Please copy every line of the records below that holds the word "Shows".

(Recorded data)
......

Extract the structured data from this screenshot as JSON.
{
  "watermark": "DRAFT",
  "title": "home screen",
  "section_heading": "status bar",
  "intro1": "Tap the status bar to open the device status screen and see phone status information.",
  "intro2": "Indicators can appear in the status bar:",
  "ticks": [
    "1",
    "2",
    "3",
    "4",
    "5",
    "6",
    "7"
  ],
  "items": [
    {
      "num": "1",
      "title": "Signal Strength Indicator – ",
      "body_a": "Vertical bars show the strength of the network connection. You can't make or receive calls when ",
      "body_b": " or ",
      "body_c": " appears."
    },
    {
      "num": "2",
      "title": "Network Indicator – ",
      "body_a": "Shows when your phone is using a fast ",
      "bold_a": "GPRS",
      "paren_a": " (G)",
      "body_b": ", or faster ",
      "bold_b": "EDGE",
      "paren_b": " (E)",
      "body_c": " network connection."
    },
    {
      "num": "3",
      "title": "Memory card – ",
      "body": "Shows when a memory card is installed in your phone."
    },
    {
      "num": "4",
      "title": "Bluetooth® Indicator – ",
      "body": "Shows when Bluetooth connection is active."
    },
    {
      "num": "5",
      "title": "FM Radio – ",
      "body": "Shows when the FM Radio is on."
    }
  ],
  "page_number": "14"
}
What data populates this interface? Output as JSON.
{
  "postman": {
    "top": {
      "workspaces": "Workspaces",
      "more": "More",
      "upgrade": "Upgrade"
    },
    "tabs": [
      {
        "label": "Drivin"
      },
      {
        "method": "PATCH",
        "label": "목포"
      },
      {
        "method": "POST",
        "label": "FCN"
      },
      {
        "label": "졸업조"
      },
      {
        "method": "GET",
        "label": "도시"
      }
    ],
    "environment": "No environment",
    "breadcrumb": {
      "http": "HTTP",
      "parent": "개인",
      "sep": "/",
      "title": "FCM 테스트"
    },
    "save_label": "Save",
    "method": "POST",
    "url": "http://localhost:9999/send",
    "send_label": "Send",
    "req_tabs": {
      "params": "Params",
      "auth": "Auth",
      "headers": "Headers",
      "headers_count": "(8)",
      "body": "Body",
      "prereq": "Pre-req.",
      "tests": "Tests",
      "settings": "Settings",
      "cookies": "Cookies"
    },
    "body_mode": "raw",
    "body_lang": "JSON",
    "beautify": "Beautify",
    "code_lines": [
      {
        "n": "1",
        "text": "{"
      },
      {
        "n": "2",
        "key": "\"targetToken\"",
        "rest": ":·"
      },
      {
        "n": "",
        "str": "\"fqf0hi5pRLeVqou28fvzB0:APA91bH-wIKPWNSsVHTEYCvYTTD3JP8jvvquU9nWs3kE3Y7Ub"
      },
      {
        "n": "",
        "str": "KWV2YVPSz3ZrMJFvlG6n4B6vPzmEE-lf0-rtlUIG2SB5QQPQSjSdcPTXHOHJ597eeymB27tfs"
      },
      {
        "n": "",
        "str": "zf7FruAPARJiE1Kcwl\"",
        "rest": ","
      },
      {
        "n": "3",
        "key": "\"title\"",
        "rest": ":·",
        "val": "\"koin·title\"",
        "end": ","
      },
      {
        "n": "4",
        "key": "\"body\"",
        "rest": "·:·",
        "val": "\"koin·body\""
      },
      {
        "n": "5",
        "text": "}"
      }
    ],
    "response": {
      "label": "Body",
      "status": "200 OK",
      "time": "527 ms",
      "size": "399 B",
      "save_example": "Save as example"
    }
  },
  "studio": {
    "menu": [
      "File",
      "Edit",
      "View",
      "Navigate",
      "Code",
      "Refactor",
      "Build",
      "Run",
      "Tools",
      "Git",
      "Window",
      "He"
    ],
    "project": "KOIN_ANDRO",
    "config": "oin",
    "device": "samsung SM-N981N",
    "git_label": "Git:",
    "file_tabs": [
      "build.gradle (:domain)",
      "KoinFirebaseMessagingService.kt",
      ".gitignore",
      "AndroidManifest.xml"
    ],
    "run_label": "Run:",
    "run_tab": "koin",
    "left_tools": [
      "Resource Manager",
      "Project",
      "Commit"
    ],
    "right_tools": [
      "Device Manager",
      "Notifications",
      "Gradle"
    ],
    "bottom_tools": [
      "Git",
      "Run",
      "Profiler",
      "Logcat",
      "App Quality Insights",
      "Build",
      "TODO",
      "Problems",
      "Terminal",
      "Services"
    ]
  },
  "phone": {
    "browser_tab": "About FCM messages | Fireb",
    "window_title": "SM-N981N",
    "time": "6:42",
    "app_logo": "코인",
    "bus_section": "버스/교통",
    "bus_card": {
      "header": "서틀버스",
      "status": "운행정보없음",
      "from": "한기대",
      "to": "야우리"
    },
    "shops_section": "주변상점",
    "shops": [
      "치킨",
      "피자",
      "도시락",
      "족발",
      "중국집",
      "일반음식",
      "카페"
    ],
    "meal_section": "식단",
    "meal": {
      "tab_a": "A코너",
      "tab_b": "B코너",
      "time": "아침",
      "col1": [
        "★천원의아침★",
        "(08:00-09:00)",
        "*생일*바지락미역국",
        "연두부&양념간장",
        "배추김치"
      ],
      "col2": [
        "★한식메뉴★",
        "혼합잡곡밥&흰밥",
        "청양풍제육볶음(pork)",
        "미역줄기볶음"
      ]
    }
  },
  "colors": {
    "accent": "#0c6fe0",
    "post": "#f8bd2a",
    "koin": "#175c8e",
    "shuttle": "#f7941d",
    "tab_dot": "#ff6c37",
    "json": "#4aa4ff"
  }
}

......

## Answer below
      "body_a": "Shows when your phone is using a fast ",
      "body": "Shows when a memory card is installed in your phone."
      "body": "Shows when Bluetooth connection is active."
      "body": "Shows when the FM Radio is on."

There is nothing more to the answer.